■ **Problem**:
Write out the listing below in full and exactly, leaving out every picture.

Dataset records
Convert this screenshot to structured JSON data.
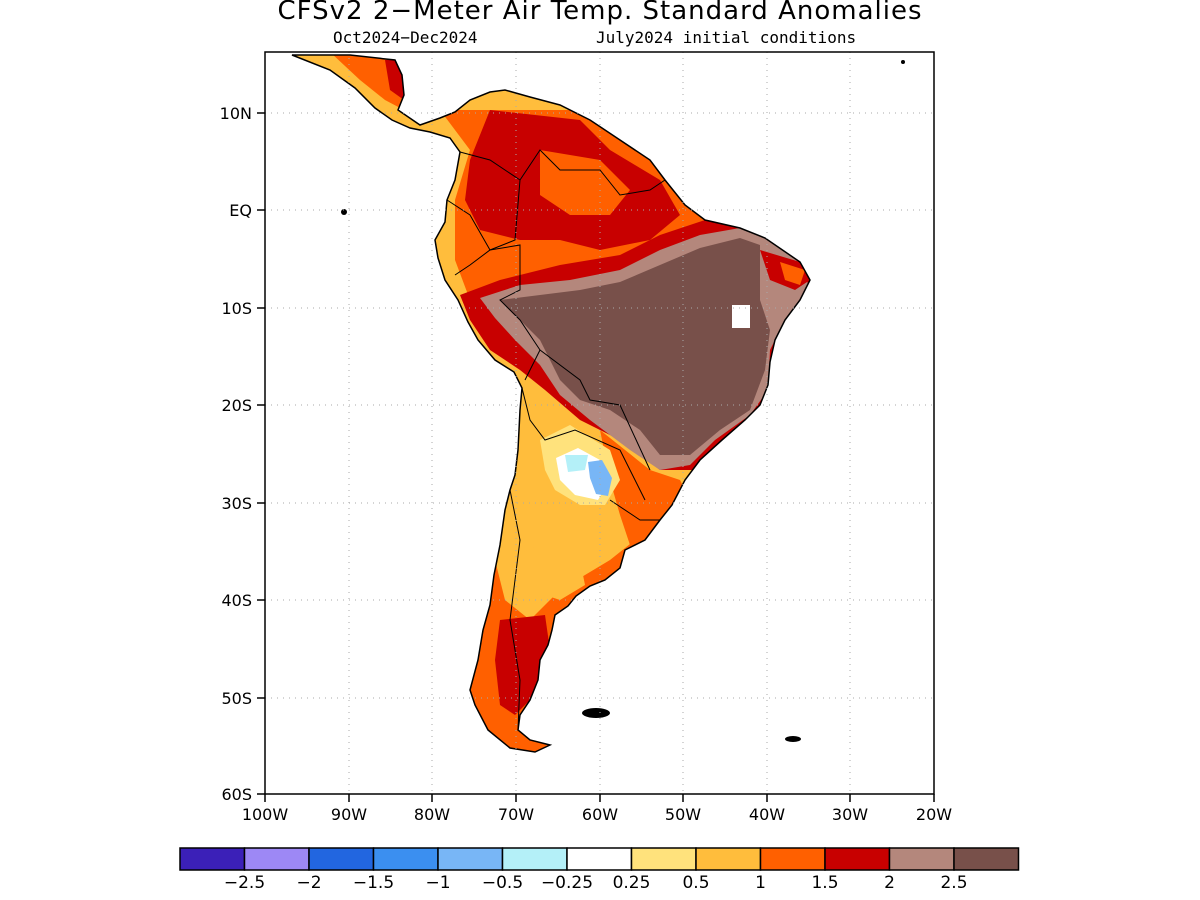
{
  "title": "CFSv2 2−Meter Air Temp. Standard Anomalies",
  "subtitle_period": "Oct2024−Dec2024",
  "subtitle_init": "July2024 initial conditions",
  "lat_labels": [
    "10N",
    "EQ",
    "10S",
    "20S",
    "30S",
    "40S",
    "50S",
    "60S"
  ],
  "lon_labels": [
    "100W",
    "90W",
    "80W",
    "70W",
    "60W",
    "50W",
    "40W",
    "30W",
    "20W"
  ],
  "colorbar": {
    "colors": [
      "#3b20b8",
      "#9d88f5",
      "#2266e0",
      "#3b8ff0",
      "#78b6f6",
      "#b4f0f8",
      "#ffffff",
      "#ffe27c",
      "#ffbd3c",
      "#ff6000",
      "#c80000",
      "#b4877c",
      "#78504a"
    ],
    "labels": [
      "−2.5",
      "−2",
      "−1.5",
      "−1",
      "−0.5",
      "−0.25",
      "0.25",
      "0.5",
      "1",
      "1.5",
      "2",
      "2.5"
    ]
  },
  "anomaly_colors": {
    "weak": "#ffe27c",
    "moderate": "#ffbd3c",
    "strong": "#ff6000",
    "very_strong": "#c80000",
    "extreme": "#b4877c",
    "record": "#78504a",
    "cool_light": "#b4f0f8",
    "cool": "#78b6f6"
  }
}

■ **Written answer**:
Convert this screenshot to structured JSON data.
{
  "title": "CFSv2 2−Meter Air Temp. Standard Anomalies",
  "subtitle_period": "Oct2024−Dec2024",
  "subtitle_init": "July2024 initial conditions",
  "lat_labels": [
    "10N",
    "EQ",
    "10S",
    "20S",
    "30S",
    "40S",
    "50S",
    "60S"
  ],
  "lon_labels": [
    "100W",
    "90W",
    "80W",
    "70W",
    "60W",
    "50W",
    "40W",
    "30W",
    "20W"
  ],
  "colorbar": {
    "colors": [
      "#3b20b8",
      "#9d88f5",
      "#2266e0",
      "#3b8ff0",
      "#78b6f6",
      "#b4f0f8",
      "#ffffff",
      "#ffe27c",
      "#ffbd3c",
      "#ff6000",
      "#c80000",
      "#b4877c",
      "#78504a"
    ],
    "labels": [
      "−2.5",
      "−2",
      "−1.5",
      "−1",
      "−0.5",
      "−0.25",
      "0.25",
      "0.5",
      "1",
      "1.5",
      "2",
      "2.5"
    ]
  },
  "anomaly_colors": {
    "weak": "#ffe27c",
    "moderate": "#ffbd3c",
    "strong": "#ff6000",
    "very_strong": "#c80000",
    "extreme": "#b4877c",
    "record": "#78504a",
    "cool_light": "#b4f0f8",
    "cool": "#78b6f6"
  }
}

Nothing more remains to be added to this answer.